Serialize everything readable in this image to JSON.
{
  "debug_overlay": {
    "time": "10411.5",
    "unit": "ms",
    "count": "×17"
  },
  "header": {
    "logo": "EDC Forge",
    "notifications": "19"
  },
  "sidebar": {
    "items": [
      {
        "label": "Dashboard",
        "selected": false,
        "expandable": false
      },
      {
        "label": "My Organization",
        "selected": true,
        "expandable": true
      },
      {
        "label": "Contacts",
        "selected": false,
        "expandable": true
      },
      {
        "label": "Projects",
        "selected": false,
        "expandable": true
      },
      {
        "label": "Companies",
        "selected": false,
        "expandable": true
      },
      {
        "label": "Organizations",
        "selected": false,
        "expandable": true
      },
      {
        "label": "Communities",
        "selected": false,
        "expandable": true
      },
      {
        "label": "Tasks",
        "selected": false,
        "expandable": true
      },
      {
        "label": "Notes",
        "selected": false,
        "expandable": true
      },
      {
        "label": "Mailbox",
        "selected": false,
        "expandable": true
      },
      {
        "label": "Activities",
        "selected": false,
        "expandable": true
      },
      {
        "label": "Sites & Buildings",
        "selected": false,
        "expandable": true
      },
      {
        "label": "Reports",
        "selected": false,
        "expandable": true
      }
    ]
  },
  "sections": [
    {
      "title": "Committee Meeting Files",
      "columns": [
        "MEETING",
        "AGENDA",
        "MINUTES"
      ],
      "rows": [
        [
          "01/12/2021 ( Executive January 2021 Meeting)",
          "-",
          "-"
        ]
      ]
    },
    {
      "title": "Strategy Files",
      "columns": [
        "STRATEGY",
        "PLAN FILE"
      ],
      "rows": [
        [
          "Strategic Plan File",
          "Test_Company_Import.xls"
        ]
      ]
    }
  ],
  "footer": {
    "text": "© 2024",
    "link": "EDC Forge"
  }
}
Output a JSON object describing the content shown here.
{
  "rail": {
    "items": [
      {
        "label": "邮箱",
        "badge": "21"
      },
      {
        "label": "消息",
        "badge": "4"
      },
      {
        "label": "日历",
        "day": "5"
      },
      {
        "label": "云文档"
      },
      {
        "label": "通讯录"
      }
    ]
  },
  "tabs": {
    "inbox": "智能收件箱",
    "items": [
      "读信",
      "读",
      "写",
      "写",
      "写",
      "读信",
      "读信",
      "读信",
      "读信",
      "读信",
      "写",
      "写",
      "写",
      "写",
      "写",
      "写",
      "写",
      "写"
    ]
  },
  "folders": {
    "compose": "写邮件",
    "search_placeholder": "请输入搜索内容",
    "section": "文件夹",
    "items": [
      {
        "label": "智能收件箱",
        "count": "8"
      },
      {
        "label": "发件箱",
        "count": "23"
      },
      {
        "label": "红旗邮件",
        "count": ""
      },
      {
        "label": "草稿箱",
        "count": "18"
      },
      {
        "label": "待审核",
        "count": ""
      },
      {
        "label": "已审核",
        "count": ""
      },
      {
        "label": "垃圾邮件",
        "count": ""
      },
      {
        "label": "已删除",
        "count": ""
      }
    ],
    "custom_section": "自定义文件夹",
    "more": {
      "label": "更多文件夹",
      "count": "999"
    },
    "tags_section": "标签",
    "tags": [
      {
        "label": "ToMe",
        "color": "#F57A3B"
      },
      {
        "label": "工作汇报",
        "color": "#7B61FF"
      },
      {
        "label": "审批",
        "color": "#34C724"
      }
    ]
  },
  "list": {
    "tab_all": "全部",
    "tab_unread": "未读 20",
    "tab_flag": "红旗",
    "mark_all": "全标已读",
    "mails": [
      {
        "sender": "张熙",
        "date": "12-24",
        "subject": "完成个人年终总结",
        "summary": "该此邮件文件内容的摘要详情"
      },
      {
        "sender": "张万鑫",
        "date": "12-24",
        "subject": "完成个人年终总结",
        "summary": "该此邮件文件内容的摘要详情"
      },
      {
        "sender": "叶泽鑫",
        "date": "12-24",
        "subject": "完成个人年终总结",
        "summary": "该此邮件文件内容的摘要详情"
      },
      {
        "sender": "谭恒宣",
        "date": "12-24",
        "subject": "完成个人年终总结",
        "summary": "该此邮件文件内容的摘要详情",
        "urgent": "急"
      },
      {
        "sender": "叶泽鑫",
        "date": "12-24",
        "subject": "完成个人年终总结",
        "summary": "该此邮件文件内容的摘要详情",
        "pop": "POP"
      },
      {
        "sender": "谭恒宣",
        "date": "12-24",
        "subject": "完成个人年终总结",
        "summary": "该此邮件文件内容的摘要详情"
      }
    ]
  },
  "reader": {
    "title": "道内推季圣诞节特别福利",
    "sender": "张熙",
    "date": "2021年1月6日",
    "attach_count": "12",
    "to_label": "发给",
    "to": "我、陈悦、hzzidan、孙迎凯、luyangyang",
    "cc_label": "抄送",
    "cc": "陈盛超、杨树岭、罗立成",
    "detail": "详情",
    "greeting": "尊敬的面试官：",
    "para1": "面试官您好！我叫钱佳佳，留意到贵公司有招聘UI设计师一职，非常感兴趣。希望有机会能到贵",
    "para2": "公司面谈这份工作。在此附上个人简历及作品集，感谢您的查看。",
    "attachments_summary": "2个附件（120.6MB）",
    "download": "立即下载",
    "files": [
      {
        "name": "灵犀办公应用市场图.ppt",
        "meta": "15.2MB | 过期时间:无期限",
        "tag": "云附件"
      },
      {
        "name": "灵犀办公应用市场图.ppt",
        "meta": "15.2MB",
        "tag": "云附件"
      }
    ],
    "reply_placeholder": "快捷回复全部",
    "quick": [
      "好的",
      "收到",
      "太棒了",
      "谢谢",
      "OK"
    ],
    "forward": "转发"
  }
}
.....
### WHAT YOU HAVE TO DO
Count every line of the records that holds "sender". State the number, nothing else.

### WORKED SOLUTION
7